■ WHAT YOU ARE ASKED TO DO ■
Locate each line in the listing below that contains the string "Sodium", and copy those lines.

━━━━━━━━━━━━━━━━━━━━

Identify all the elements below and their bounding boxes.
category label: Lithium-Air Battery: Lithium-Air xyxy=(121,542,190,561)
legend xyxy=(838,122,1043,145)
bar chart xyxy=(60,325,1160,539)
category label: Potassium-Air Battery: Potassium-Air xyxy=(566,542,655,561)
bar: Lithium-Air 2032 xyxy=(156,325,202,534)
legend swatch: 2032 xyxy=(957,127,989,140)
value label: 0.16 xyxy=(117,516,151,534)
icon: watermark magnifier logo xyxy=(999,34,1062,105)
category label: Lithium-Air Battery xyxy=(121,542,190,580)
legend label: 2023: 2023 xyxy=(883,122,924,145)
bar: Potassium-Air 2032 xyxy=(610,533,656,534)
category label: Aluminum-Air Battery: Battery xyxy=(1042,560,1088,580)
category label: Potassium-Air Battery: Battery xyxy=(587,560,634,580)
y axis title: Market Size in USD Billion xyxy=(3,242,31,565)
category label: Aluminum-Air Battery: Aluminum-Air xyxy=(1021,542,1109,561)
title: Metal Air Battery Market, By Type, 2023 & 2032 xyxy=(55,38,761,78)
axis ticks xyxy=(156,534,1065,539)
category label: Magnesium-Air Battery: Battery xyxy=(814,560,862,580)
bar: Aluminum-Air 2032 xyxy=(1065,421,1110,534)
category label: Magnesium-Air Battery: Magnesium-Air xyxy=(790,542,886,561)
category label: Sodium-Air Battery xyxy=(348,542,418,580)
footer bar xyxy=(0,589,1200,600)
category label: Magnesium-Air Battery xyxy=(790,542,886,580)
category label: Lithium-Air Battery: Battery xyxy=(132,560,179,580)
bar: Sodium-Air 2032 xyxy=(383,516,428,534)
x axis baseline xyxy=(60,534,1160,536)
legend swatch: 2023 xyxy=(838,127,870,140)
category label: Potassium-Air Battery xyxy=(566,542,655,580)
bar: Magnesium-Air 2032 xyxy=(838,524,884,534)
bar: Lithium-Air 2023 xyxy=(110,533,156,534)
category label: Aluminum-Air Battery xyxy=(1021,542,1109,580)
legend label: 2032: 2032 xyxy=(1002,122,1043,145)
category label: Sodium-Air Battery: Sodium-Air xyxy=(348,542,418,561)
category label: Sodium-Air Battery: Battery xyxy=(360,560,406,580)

━━━━━━━━━━━━━━━━━━━━

■ OUTPUT ■
category label: Sodium-Air Battery xyxy=(348,542,418,580)
bar: Sodium-Air 2032 xyxy=(383,516,428,534)
category label: Sodium-Air Battery: Sodium-Air xyxy=(348,542,418,561)
category label: Sodium-Air Battery: Battery xyxy=(360,560,406,580)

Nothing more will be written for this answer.